- WHAT YOU SHOULD DO
Extract the complete data exactly as given.

- Source data
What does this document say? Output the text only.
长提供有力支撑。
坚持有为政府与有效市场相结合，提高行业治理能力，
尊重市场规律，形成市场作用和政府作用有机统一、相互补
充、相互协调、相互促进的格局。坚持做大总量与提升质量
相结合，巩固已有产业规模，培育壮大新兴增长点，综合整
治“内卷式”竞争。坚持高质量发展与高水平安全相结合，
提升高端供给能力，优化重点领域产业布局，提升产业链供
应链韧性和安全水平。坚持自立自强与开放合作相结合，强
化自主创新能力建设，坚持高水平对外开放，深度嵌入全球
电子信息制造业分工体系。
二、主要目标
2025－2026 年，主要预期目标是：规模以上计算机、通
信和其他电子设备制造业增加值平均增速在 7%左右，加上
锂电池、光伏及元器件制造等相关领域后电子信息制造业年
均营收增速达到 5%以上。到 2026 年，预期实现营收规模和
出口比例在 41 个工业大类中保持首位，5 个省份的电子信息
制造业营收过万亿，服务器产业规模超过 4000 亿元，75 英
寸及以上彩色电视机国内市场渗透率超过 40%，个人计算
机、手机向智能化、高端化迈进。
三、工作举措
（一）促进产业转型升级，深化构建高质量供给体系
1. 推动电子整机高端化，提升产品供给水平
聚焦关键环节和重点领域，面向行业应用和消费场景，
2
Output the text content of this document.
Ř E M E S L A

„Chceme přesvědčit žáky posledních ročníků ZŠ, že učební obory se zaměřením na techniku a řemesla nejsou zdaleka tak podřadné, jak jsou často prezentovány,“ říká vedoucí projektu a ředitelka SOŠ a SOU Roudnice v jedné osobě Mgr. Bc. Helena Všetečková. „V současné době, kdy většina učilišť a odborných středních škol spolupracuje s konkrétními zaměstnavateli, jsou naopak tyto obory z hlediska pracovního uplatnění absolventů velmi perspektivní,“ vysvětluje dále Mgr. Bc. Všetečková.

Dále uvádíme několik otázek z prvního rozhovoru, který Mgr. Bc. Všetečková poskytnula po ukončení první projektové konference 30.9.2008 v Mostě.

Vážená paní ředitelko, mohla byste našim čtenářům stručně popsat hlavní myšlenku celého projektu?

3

- EXERCISE RESPONSE
What does this document say? Output the text only.
长提供有力支撑。
坚持有为政府与有效市场相结合，提高行业治理能力，
尊重市场规律，形成市场作用和政府作用有机统一、相互补
充、相互协调、相互促进的格局。坚持做大总量与提升质量
相结合，巩固已有产业规模，培育壮大新兴增长点，综合整
治“内卷式”竞争。坚持高质量发展与高水平安全相结合，
提升高端供给能力，优化重点领域产业布局，提升产业链供
应链韧性和安全水平。坚持自立自强与开放合作相结合，强
化自主创新能力建设，坚持高水平对外开放，深度嵌入全球
电子信息制造业分工体系。
二、主要目标
2025－2026 年，主要预期目标是：规模以上计算机、通
信和其他电子设备制造业增加值平均增速在 7%左右，加上
锂电池、光伏及元器件制造等相关领域后电子信息制造业年
均营收增速达到 5%以上。到 2026 年，预期实现营收规模和
出口比例在 41 个工业大类中保持首位，5 个省份的电子信息
制造业营收过万亿，服务器产业规模超过 4000 亿元，75 英
寸及以上彩色电视机国内市场渗透率超过 40%，个人计算
机、手机向智能化、高端化迈进。
三、工作举措
（一）促进产业转型升级，深化构建高质量供给体系
1. 推动电子整机高端化，提升产品供给水平
聚焦关键环节和重点领域，面向行业应用和消费场景，
2
Output the text content of this document.
Ř E M E S L A

„Chceme přesvědčit žáky posledních ročníků ZŠ, že učební obory se zaměřením na techniku a řemesla nejsou zdaleka tak podřadné, jak jsou často prezentovány,“ říká vedoucí projektu a ředitelka SOŠ a SOU Roudnice v jedné osobě Mgr. Bc. Helena Všetečková. „V současné době, kdy většina učilišť a odborných středních škol spolupracuje s konkrétními zaměstnavateli, jsou naopak tyto obory z hlediska pracovního uplatnění absolventů velmi perspektivní,“ vysvětluje dále Mgr. Bc. Všetečková.

Dále uvádíme několik otázek z prvního rozhovoru, který Mgr. Bc. Všetečková poskytnula po ukončení první projektové konference 30.9.2008 v Mostě.

Vážená paní ředitelko, mohla byste našim čtenářům stručně popsat hlavní myšlenku celého projektu?

3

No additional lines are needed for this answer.